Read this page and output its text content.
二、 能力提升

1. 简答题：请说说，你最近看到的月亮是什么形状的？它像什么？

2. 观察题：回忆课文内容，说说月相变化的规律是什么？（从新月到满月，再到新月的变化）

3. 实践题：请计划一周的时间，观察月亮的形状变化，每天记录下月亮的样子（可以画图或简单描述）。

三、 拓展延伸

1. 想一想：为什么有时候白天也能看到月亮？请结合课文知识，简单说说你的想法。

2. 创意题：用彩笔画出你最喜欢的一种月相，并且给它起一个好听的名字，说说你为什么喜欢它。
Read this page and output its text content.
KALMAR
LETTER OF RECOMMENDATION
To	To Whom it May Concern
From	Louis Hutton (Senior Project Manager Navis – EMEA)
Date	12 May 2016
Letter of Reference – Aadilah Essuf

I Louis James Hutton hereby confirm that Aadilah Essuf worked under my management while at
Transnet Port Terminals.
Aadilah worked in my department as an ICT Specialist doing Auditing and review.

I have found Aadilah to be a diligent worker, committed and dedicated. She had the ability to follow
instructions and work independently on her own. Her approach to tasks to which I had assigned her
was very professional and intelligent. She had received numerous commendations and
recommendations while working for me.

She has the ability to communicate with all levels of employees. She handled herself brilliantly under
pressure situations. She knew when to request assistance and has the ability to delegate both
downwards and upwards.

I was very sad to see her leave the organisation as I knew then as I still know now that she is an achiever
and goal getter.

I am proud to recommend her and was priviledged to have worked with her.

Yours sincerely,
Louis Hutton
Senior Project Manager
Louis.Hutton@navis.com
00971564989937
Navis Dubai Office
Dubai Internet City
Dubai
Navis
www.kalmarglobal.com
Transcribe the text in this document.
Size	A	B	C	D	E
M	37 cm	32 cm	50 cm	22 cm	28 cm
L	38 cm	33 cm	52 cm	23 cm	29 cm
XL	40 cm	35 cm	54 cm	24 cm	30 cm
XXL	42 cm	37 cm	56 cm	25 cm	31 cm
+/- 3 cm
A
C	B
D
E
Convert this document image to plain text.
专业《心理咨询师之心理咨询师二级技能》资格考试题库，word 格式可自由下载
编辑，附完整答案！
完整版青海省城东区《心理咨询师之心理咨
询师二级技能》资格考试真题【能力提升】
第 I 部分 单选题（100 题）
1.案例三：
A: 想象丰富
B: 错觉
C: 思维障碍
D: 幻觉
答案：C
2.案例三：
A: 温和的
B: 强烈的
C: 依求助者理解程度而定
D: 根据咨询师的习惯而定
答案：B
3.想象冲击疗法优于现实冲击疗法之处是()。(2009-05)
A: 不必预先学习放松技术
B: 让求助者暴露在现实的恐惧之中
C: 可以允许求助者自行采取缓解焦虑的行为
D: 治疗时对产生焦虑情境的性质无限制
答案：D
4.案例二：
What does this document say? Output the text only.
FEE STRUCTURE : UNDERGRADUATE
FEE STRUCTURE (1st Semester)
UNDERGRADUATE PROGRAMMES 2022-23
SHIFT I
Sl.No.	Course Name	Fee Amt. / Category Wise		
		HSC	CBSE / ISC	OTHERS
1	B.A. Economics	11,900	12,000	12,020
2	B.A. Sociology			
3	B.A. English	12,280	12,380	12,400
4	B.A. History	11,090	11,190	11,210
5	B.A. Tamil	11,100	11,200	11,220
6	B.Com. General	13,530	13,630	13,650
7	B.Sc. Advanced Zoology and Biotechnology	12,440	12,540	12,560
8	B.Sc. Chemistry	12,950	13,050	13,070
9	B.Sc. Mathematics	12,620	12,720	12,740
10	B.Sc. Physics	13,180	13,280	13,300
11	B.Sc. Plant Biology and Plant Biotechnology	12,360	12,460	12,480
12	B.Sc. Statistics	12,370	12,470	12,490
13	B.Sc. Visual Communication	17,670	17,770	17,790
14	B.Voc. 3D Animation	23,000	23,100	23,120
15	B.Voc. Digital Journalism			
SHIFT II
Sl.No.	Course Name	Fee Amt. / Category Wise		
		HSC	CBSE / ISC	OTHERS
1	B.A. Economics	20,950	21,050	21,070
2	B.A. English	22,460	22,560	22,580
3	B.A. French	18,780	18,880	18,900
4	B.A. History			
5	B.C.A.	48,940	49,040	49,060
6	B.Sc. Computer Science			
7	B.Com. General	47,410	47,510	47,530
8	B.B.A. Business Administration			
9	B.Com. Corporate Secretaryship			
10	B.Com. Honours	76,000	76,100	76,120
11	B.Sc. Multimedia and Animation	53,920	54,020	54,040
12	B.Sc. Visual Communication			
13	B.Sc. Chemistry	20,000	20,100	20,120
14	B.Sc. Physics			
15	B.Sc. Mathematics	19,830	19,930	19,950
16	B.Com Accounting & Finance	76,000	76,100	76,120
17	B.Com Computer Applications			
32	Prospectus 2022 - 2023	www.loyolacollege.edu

### EXERCISE DIRECTIONS
Reproduce each line verbatim.

### THE COMPLETED TASK
Read this page and output its text content.
二、 能力提升

1. 简答题：请说说，你最近看到的月亮是什么形状的？它像什么？

2. 观察题：回忆课文内容，说说月相变化的规律是什么？（从新月到满月，再到新月的变化）

3. 实践题：请计划一周的时间，观察月亮的形状变化，每天记录下月亮的样子（可以画图或简单描述）。

三、 拓展延伸

1. 想一想：为什么有时候白天也能看到月亮？请结合课文知识，简单说说你的想法。

2. 创意题：用彩笔画出你最喜欢的一种月相，并且给它起一个好听的名字，说说你为什么喜欢它。
Read this page and output its text content.
KALMAR
LETTER OF RECOMMENDATION
To	To Whom it May Concern
From	Louis Hutton (Senior Project Manager Navis – EMEA)
Date	12 May 2016
Letter of Reference – Aadilah Essuf

I Louis James Hutton hereby confirm that Aadilah Essuf worked under my management while at
Transnet Port Terminals.
Aadilah worked in my department as an ICT Specialist doing Auditing and review.

I have found Aadilah to be a diligent worker, committed and dedicated. She had the ability to follow
instructions and work independently on her own. Her approach to tasks to which I had assigned her
was very professional and intelligent. She had received numerous commendations and
recommendations while working for me.

She has the ability to communicate with all levels of employees. She handled herself brilliantly under
pressure situations. She knew when to request assistance and has the ability to delegate both
downwards and upwards.

I was very sad to see her leave the organisation as I knew then as I still know now that she is an achiever
and goal getter.

I am proud to recommend her and was priviledged to have worked with her.

Yours sincerely,
Louis Hutton
Senior Project Manager
Louis.Hutton@navis.com
00971564989937
Navis Dubai Office
Dubai Internet City
Dubai
Navis
www.kalmarglobal.com
Transcribe the text in this document.
Size	A	B	C	D	E
M	37 cm	32 cm	50 cm	22 cm	28 cm
L	38 cm	33 cm	52 cm	23 cm	29 cm
XL	40 cm	35 cm	54 cm	24 cm	30 cm
XXL	42 cm	37 cm	56 cm	25 cm	31 cm
+/- 3 cm
A
C	B
D
E
Convert this document image to plain text.
专业《心理咨询师之心理咨询师二级技能》资格考试题库，word 格式可自由下载
编辑，附完整答案！
完整版青海省城东区《心理咨询师之心理咨
询师二级技能》资格考试真题【能力提升】
第 I 部分 单选题（100 题）
1.案例三：
A: 想象丰富
B: 错觉
C: 思维障碍
D: 幻觉
答案：C
2.案例三：
A: 温和的
B: 强烈的
C: 依求助者理解程度而定
D: 根据咨询师的习惯而定
答案：B
3.想象冲击疗法优于现实冲击疗法之处是()。(2009-05)
A: 不必预先学习放松技术
B: 让求助者暴露在现实的恐惧之中
C: 可以允许求助者自行采取缓解焦虑的行为
D: 治疗时对产生焦虑情境的性质无限制
答案：D
4.案例二：
What does this document say? Output the text only.
FEE STRUCTURE : UNDERGRADUATE
FEE STRUCTURE (1st Semester)
UNDERGRADUATE PROGRAMMES 2022-23
SHIFT I
Sl.No.	Course Name	Fee Amt. / Category Wise		
		HSC	CBSE / ISC	OTHERS
1	B.A. Economics	11,900	12,000	12,020
2	B.A. Sociology			
3	B.A. English	12,280	12,380	12,400
4	B.A. History	11,090	11,190	11,210
5	B.A. Tamil	11,100	11,200	11,220
6	B.Com. General	13,530	13,630	13,650
7	B.Sc. Advanced Zoology and Biotechnology	12,440	12,540	12,560
8	B.Sc. Chemistry	12,950	13,050	13,070
9	B.Sc. Mathematics	12,620	12,720	12,740
10	B.Sc. Physics	13,180	13,280	13,300
11	B.Sc. Plant Biology and Plant Biotechnology	12,360	12,460	12,480
12	B.Sc. Statistics	12,370	12,470	12,490
13	B.Sc. Visual Communication	17,670	17,770	17,790
14	B.Voc. 3D Animation	23,000	23,100	23,120
15	B.Voc. Digital Journalism			
SHIFT II
Sl.No.	Course Name	Fee Amt. / Category Wise		
		HSC	CBSE / ISC	OTHERS
1	B.A. Economics	20,950	21,050	21,070
2	B.A. English	22,460	22,560	22,580
3	B.A. French	18,780	18,880	18,900
4	B.A. History			
5	B.C.A.	48,940	49,040	49,060
6	B.Sc. Computer Science			
7	B.Com. General	47,410	47,510	47,530
8	B.B.A. Business Administration			
9	B.Com. Corporate Secretaryship			
10	B.Com. Honours	76,000	76,100	76,120
11	B.Sc. Multimedia and Animation	53,920	54,020	54,040
12	B.Sc. Visual Communication			
13	B.Sc. Chemistry	20,000	20,100	20,120
14	B.Sc. Physics			
15	B.Sc. Mathematics	19,830	19,930	19,950
16	B.Com Accounting & Finance	76,000	76,100	76,120
17	B.Com Computer Applications			
32	Prospectus 2022 - 2023	www.loyolacollege.edu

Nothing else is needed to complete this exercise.